# INSTRUCTION
Go through the lines below. Copy those with "that".

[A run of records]
::::::::

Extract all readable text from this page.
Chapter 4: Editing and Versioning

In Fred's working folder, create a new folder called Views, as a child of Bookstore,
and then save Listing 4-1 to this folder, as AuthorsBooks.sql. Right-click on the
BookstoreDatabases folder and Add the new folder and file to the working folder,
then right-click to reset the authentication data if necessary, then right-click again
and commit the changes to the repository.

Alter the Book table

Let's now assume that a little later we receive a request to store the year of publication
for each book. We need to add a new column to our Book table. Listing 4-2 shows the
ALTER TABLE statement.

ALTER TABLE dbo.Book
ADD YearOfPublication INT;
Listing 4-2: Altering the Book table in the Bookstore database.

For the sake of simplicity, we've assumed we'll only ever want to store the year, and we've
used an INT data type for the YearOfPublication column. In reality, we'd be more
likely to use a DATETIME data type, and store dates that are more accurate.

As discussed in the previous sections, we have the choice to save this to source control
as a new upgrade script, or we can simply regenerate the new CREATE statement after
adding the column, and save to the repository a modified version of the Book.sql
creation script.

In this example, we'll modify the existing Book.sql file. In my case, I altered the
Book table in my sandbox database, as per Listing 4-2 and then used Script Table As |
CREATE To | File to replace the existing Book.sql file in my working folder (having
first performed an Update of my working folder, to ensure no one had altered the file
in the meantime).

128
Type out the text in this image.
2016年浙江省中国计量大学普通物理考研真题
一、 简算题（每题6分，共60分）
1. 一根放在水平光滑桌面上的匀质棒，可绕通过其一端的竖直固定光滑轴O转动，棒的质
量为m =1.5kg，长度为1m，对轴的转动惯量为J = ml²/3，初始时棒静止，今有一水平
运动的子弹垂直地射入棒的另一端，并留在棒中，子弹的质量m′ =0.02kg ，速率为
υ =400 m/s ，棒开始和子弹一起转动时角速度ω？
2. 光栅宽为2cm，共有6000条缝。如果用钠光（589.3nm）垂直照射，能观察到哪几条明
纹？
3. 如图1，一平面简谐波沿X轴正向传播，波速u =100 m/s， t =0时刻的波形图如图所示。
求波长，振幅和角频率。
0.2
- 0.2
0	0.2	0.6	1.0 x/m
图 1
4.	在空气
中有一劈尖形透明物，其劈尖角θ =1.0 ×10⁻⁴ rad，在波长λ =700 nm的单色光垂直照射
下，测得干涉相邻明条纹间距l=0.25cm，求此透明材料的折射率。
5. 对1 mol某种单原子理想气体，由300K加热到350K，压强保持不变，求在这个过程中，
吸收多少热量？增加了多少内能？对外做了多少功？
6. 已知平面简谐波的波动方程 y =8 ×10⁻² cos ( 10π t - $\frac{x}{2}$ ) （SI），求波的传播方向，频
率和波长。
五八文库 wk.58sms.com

::::::::

# SOLVED PROBLEM
Let's now assume that a little later we receive a request to store the year of publication
likely to use a DATETIME data type, and store dates that are more accurate.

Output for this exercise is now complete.